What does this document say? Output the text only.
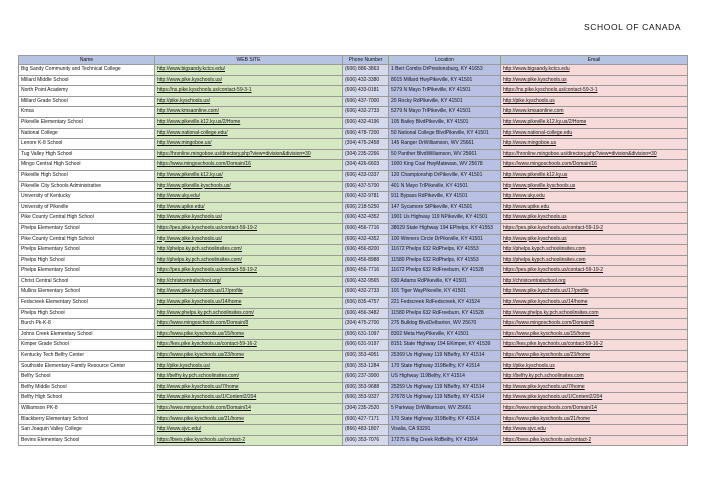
SCHOOL OF CANADA
Name	WEB SITE	Phone Number	Location	Email
Big Sandy Community and Technical College	http://www.bigsandy.kctcs.edu/	(606) 886-3863	1 Bert Combs DrPrestonsburg, KY 41653	http://www.bigsandy.kctcs.edu
Millard Middle School	http://www.pike.kyschools.us/	(606) 432-3380	8015 Millard HwyPikeville, KY 41501	http://www.pike.kyschools.us
North Point Academy	https://ns.pike.kyschools.us/contact-59-3-1	(606) 433-0181	5279 N Mayo TrlPikeville, KY 41501	https://ns.pike.kyschools.us/contact-59-3-1
Millard Grade School	http://pike.kyschools.us/	(606) 437-7000	20 Rocky RdPikeville, KY 41501	http://pike.kyschools.us
Kmsa	http://www.kmsaonline.com/	(606) 432-2733	5279 N Mayo TrlPikeville, KY 41501	http://www.kmsaonline.com
Pikeville Elementary School	http://www.pikeville.k12.ky.us/2/Home	(606) 432-4196	105 Bailey BlvdPikeville, KY 41501	http://www.pikeville.k12.ky.us/2/Home
National College	http://www.national-college.edu/	(606) 478-7200	50 National College BlvdPikeville, KY 41501	http://www.national-college.edu
Lenore K-8 School	http://www.mingoboe.us/	(304) 475-2458	145 Ranger DrWilliamson, WV 25661	http://www.mingoboe.us
Tug Valley High School	https://hronline.mingoboe.us/directory.php?view=division&division=30	(304) 235-2266	50 Panther BlvdWilliamson, WV 25661	https://hronline.mingoboe.us/directory.php?view=division&division=30
Mingo Central High School	https://www.mingoschools.com/Domain/16	(304) 426-6603	1000 King Coal HwyMatewan, WV 25678	https://www.mingoschools.com/Domain/16
Pikeville High School	http://www.pikeville.k12.ky.us/	(606) 433-0337	120 Championship DrPikeville, KY 41501	http://www.pikeville.k12.ky.us
Pikeville City Schools Administrative	http://www.pikeville.kyschools.us/	(606) 437-5700	401 N Mayo TrlPikeville, KY 41501	http://www.pikeville.kyschools.us
University of Kentucky	http://www.uky.edu/	(606) 432-9781	911 Bypass RdPikeville, KY 41501	http://www.uky.edu
University of Pikeville	http://www.upike.edu/	(606) 218-5250	147 Sycamore StPikeville, KY 41501	http://www.upike.edu
Pike County Central High School	http://www.pike.kyschools.us/	(606) 432-4352	1901 Us Highway 119 NPikeville, KY 41501	http://www.pike.kyschools.us
Phelps Elementary School	https://pes.pike.kyschools.us/contact-59-19-2	(606) 456-7716	38029 State Highway 194 EPhelps, KY 41553	https://pes.pike.kyschools.us/contact-59-19-2
Pike County Central High School	http://www.pike.kyschools.us/	(606) 432-4352	100 Winners Circle DrPikeville, KY 41501	http://www.pike.kyschools.us
Phelps Elementary School	http://phelps.ky.pch.schoolinsites.com/	(606) 456-8200	11672 Phelps 632 RdPhelps, KY 41553	http://phelps.kypch.schoolinsites.com
Phelps High School	http://phelps.ky.pch.schoolinsites.com/	(606) 456-8988	11580 Phelps 632 RdPhelps, KY 41553	http://phelps.kypch.schoolinsites.com
Phelps Elementary School	https://pes.pike.kyschools.us/contact-59-19-2	(606) 456-7716	11672 Phelps 632 RdFreeburn, KY 41528	https://pes.pike.kyschools.us/contact-59-19-2
Christ Central School	http://christcentralschool.org/	(606) 432-9565	630 Adams RdPikeville, KY 41501	http://christcentralschool.org
Mullins Elementary School	http://www.pike.kyschools.us/17/profile	(606) 432-2733	101 Tiger WayPikeville, KY 41501	http://www.pike.kyschools.us/17/profile
Fedscreek Elementary School	http://www.pike.kyschools.us/14/home	(606) 835-4757	221 Fedscreek RdFedscreek, KY 41524	http://www.pike.kyschools.us/14/home
Phelps High School	http://www.phelps.ky.pch.schoolinsites.com/	(606) 456-3482	11580 Phelps 632 RdFreeburn, KY 41528	http://www.phelps.ky.pch.schoolinsites.com
Burch Pk-K-8	https://www.mingoschools.com/Domain/8	(304) 475-2700	275 Bulldog BlvdDelbarton, WV 25670	https://www.mingoschools.com/Domain/8
Johns Creek Elementary School	https://www.pike.kyschools.us/15/home	(606) 631-1097	8302 Meta HwyPikeville, KY 41501	https://www.pike.kyschools.us/15/home
Kimper Grade School	https://kes.pike.kyschools.us/contact-59-16-2	(606) 631-9197	8151 State Highway 194 EKimper, KY 41539	https://kes.pike.kyschools.us/contact-59-16-2
Kentucky Tech Belfry Center	https://www.pike.kyschools.us/23/home	(606) 353-4951	25369 Us Highway 119 NBelfry, KY 41514	https://www.pike.kyschools.us/23/home
Southside Elementary Family Resource Center	http://pike.kyschools.us/	(606) 353-1284	170 State Highway 319Belfry, KY 41514	http://pike.kyschools.us
Belfry School	http://belfry.ky.pch.schoolinsites.com/	(606) 237-3900	US Highway 119Belfry, KY 41514	http://belfry.ky.pch.schoolinsites.com
Belfry Middle School	http://www.pike.kyschools.us/7/home	(606) 353-9688	25259 Us Highway 119 NBelfry, KY 41514	http://www.pike.kyschools.us/7/home
Belfry High School	http://www.pike.kyschools.us/1/Content2/204	(606) 353-9327	27678 Us Highway 119 NBelfry, KY 41514	http://www.pike.kyschools.us/1/Content2/204
Williamson PK-8	https://www.mingoschools.com/Domain/14	(304) 235-2520	5 Parkway DrWilliamson, WV 25661	https://www.mingoschools.com/Domain/14
Blackberry Elementary School	https://www.pike.kyschools.us/21/home	(606) 427-7171	170 State Highway 319Belfry, KY 41514	https://www.pike.kyschools.us/21/home
San Joaquin Valley College	http://www.sjvc.edu/	(866) 483-1807	Visalia, CA 93291	http://www.sjvc.edu
Bevins Elementary School	https://bves.pike.kyschools.us/contact-2	(606) 353-7076	17275 E Big Creek RdBelfry, KY 41564	https://bves.pike.kyschools.us/contact-2
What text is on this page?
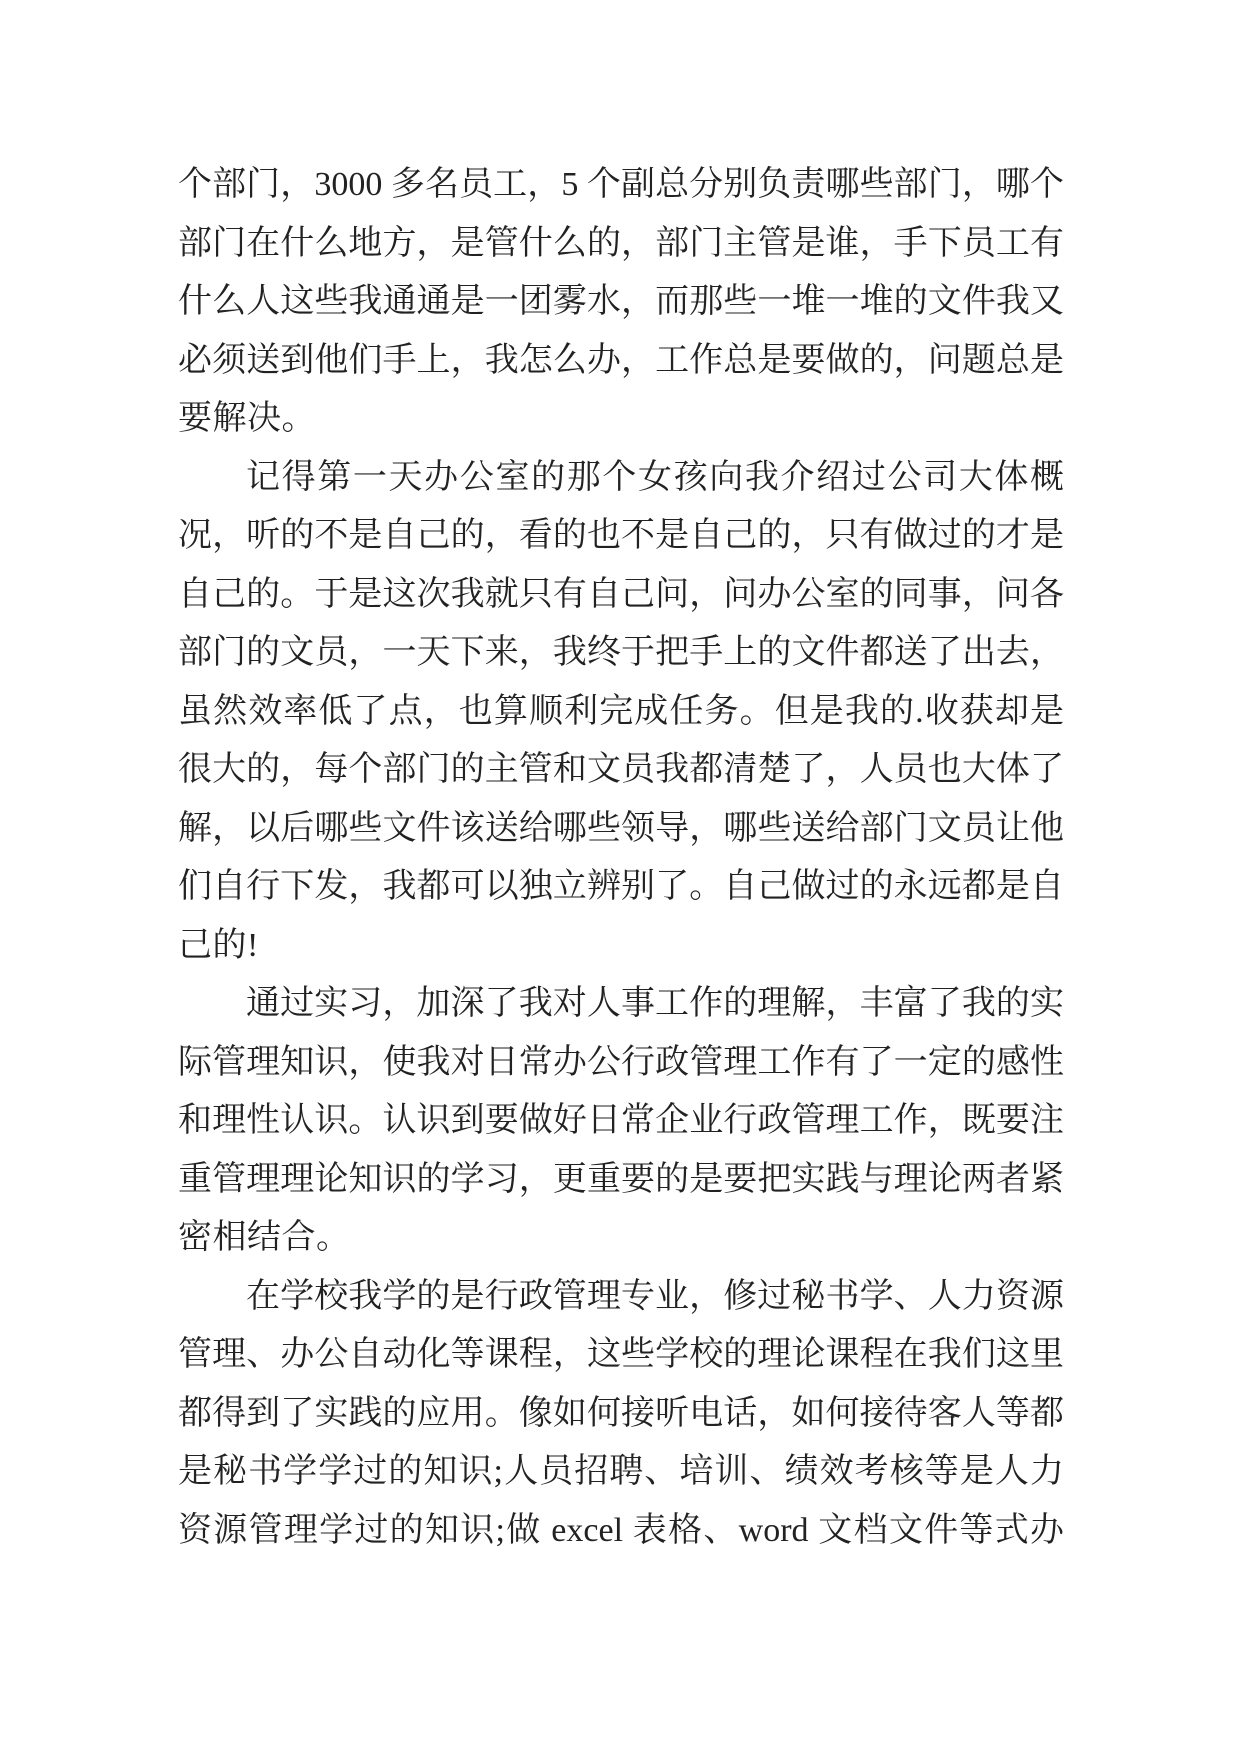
个部门，3000 多名员工，5 个副总分别负责哪些部门，哪个
部门在什么地方，是管什么的，部门主管是谁，手下员工有
什么人这些我通通是一团雾水，而那些一堆一堆的文件我又
必须送到他们手上，我怎么办，工作总是要做的，问题总是
要解决。
记得第一天办公室的那个女孩向我介绍过公司大体概
况，听的不是自己的，看的也不是自己的，只有做过的才是
自己的。于是这次我就只有自己问，问办公室的同事，问各
部门的文员，一天下来，我终于把手上的文件都送了出去，
虽然效率低了点，也算顺利完成任务。但是我的.收获却是
很大的，每个部门的主管和文员我都清楚了，人员也大体了
解，以后哪些文件该送给哪些领导，哪些送给部门文员让他
们自行下发，我都可以独立辨别了。自己做过的永远都是自
己的!
通过实习，加深了我对人事工作的理解，丰富了我的实
际管理知识，使我对日常办公行政管理工作有了一定的感性
和理性认识。认识到要做好日常企业行政管理工作，既要注
重管理理论知识的学习，更重要的是要把实践与理论两者紧
密相结合。
在学校我学的是行政管理专业，修过秘书学、人力资源
管理、办公自动化等课程，这些学校的理论课程在我们这里
都得到了实践的应用。像如何接听电话，如何接待客人等都
是秘书学学过的知识;人员招聘、培训、绩效考核等是人力
资源管理学过的知识;做 excel 表格、word 文档文件等式办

WORK TO COMPLETE
The lines to be quoted run from the line containing "What text is on this page?" through the end of the entries above, both included; quote them exactly and leave out any pictures.

EXERCISE RESPONSE
What text is on this page?
个部门，3000 多名员工，5 个副总分别负责哪些部门，哪个
部门在什么地方，是管什么的，部门主管是谁，手下员工有
什么人这些我通通是一团雾水，而那些一堆一堆的文件我又
必须送到他们手上，我怎么办，工作总是要做的，问题总是
要解决。
记得第一天办公室的那个女孩向我介绍过公司大体概
况，听的不是自己的，看的也不是自己的，只有做过的才是
自己的。于是这次我就只有自己问，问办公室的同事，问各
部门的文员，一天下来，我终于把手上的文件都送了出去，
虽然效率低了点，也算顺利完成任务。但是我的.收获却是
很大的，每个部门的主管和文员我都清楚了，人员也大体了
解，以后哪些文件该送给哪些领导，哪些送给部门文员让他
们自行下发，我都可以独立辨别了。自己做过的永远都是自
己的!
通过实习，加深了我对人事工作的理解，丰富了我的实
际管理知识，使我对日常办公行政管理工作有了一定的感性
和理性认识。认识到要做好日常企业行政管理工作，既要注
重管理理论知识的学习，更重要的是要把实践与理论两者紧
密相结合。
在学校我学的是行政管理专业，修过秘书学、人力资源
管理、办公自动化等课程，这些学校的理论课程在我们这里
都得到了实践的应用。像如何接听电话，如何接待客人等都
是秘书学学过的知识;人员招聘、培训、绩效考核等是人力
资源管理学过的知识;做 excel 表格、word 文档文件等式办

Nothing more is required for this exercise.